BEGIN Input for this task
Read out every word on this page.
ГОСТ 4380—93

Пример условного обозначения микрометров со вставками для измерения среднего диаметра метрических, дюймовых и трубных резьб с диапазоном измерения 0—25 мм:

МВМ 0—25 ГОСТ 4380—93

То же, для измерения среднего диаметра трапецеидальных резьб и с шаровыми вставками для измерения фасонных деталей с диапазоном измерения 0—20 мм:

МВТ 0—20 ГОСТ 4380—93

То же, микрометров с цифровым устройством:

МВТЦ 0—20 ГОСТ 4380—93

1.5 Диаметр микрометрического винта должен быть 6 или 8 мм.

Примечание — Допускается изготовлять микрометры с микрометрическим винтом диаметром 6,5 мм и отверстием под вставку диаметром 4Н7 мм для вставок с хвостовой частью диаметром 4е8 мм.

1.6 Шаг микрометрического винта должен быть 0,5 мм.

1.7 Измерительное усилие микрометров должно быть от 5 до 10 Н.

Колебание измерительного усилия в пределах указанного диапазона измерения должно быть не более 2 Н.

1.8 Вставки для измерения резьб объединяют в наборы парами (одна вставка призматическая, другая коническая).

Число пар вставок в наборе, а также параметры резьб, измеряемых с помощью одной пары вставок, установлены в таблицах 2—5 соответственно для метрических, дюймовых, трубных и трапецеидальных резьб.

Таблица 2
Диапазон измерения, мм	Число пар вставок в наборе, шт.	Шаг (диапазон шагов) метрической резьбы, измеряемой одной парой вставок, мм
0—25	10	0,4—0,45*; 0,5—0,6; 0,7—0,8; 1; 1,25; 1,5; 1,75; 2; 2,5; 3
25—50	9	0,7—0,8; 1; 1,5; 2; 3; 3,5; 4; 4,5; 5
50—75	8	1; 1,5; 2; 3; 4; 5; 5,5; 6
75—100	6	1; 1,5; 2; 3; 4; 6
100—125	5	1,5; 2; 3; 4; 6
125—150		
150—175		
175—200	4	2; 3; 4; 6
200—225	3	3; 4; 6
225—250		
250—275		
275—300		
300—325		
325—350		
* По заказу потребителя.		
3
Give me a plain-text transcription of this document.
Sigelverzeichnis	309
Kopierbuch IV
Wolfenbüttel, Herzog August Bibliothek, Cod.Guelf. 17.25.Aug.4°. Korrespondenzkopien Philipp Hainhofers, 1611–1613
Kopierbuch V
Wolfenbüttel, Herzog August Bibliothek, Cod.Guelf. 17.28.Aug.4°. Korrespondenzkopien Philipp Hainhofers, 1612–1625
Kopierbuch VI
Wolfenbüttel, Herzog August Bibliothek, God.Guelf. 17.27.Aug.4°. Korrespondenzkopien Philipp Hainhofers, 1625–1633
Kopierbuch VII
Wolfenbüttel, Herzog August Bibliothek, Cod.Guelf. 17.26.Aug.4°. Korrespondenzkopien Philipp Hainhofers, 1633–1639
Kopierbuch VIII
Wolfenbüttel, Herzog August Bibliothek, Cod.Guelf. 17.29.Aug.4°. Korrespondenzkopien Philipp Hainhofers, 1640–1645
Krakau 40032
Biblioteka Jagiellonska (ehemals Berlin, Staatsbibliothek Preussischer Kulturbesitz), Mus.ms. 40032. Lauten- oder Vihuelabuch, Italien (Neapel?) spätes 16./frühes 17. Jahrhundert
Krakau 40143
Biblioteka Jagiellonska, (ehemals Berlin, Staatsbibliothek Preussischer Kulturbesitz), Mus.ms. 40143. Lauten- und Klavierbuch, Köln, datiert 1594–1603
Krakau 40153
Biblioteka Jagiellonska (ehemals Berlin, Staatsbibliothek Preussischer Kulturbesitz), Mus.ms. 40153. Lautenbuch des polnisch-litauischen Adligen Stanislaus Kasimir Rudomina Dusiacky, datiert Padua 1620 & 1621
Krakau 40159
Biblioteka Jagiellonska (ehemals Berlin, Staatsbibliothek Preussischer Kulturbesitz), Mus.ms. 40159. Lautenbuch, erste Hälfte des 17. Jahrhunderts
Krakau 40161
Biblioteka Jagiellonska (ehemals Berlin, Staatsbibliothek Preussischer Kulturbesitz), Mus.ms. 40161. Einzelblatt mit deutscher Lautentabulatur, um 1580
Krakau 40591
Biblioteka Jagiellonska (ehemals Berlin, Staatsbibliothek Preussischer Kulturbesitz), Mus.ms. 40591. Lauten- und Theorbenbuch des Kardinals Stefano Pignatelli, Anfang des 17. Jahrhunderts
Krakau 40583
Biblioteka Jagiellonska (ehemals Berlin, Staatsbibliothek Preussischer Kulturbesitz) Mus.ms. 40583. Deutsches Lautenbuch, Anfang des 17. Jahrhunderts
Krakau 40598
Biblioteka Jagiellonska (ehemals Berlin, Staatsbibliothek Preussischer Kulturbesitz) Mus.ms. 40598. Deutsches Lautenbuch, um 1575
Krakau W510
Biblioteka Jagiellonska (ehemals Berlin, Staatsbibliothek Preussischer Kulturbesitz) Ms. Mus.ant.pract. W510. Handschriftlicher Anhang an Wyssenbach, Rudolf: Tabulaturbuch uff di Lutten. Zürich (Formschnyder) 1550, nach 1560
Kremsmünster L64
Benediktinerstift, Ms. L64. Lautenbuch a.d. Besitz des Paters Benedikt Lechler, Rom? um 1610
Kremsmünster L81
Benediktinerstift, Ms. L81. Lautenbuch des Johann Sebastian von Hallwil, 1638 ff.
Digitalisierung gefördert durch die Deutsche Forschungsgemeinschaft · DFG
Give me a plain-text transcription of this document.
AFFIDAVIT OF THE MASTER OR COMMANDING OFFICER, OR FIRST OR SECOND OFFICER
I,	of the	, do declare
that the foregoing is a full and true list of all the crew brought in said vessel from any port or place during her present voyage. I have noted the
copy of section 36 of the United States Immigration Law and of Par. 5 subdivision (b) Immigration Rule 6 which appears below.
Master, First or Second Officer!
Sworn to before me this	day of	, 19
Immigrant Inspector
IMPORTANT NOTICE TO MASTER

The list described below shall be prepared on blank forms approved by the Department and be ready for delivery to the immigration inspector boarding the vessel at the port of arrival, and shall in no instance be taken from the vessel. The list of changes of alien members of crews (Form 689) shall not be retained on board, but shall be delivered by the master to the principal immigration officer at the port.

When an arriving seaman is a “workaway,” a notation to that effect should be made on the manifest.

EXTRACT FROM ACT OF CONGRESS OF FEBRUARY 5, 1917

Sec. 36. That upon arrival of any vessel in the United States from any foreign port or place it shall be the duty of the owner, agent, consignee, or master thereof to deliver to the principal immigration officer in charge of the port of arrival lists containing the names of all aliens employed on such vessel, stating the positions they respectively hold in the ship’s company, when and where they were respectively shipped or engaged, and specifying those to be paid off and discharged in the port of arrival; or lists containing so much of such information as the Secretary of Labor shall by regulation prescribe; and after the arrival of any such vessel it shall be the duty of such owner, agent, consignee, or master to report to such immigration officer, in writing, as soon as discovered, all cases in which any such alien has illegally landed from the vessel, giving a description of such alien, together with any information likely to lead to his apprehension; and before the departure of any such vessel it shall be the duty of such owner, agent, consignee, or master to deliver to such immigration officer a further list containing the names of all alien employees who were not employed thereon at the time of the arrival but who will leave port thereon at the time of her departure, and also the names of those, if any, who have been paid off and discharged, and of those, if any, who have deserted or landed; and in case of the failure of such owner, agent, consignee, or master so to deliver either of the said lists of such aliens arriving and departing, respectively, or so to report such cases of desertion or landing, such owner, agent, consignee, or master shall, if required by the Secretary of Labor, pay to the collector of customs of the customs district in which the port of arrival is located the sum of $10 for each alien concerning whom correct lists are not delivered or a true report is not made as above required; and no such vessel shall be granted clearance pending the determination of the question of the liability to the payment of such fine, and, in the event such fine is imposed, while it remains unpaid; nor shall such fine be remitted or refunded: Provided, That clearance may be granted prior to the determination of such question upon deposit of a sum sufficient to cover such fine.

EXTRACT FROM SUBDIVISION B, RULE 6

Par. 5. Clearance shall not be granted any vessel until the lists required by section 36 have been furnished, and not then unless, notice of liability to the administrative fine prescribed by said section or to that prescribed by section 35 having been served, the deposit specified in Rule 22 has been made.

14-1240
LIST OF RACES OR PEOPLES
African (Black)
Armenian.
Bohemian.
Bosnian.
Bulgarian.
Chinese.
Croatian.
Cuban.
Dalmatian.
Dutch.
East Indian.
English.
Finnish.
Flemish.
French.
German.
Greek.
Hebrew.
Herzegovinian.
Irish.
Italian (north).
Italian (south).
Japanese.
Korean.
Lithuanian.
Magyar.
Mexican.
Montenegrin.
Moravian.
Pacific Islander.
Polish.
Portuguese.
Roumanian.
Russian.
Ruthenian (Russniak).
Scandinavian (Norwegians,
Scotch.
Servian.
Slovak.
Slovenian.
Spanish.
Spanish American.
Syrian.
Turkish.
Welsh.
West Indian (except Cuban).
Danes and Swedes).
END Input for this task
* **Problem to solve**
Make a copy of each line that contains the string "Kulturbesitz".

* **Written response**
Biblioteka Jagiellonska (ehemals Berlin, Staatsbibliothek Preussischer Kulturbesitz), Mus.ms. 40032. Lauten- oder Vihuelabuch, Italien (Neapel?) spätes 16./frühes 17. Jahrhundert
Biblioteka Jagiellonska, (ehemals Berlin, Staatsbibliothek Preussischer Kulturbesitz), Mus.ms. 40143. Lauten- und Klavierbuch, Köln, datiert 1594–1603
Biblioteka Jagiellonska (ehemals Berlin, Staatsbibliothek Preussischer Kulturbesitz), Mus.ms. 40153. Lautenbuch des polnisch-litauischen Adligen Stanislaus Kasimir Rudomina Dusiacky, datiert Padua 1620 & 1621
Biblioteka Jagiellonska (ehemals Berlin, Staatsbibliothek Preussischer Kulturbesitz), Mus.ms. 40159. Lautenbuch, erste Hälfte des 17. Jahrhunderts
Biblioteka Jagiellonska (ehemals Berlin, Staatsbibliothek Preussischer Kulturbesitz), Mus.ms. 40161. Einzelblatt mit deutscher Lautentabulatur, um 1580
Biblioteka Jagiellonska (ehemals Berlin, Staatsbibliothek Preussischer Kulturbesitz), Mus.ms. 40591. Lauten- und Theorbenbuch des Kardinals Stefano Pignatelli, Anfang des 17. Jahrhunderts
Biblioteka Jagiellonska (ehemals Berlin, Staatsbibliothek Preussischer Kulturbesitz) Mus.ms. 40583. Deutsches Lautenbuch, Anfang des 17. Jahrhunderts
Biblioteka Jagiellonska (ehemals Berlin, Staatsbibliothek Preussischer Kulturbesitz) Mus.ms. 40598. Deutsches Lautenbuch, um 1575
Biblioteka Jagiellonska (ehemals Berlin, Staatsbibliothek Preussischer Kulturbesitz) Ms. Mus.ant.pract. W510. Handschriftlicher Anhang an Wyssenbach, Rudolf: Tabulaturbuch uff di Lutten. Zürich (Formschnyder) 1550, nach 1560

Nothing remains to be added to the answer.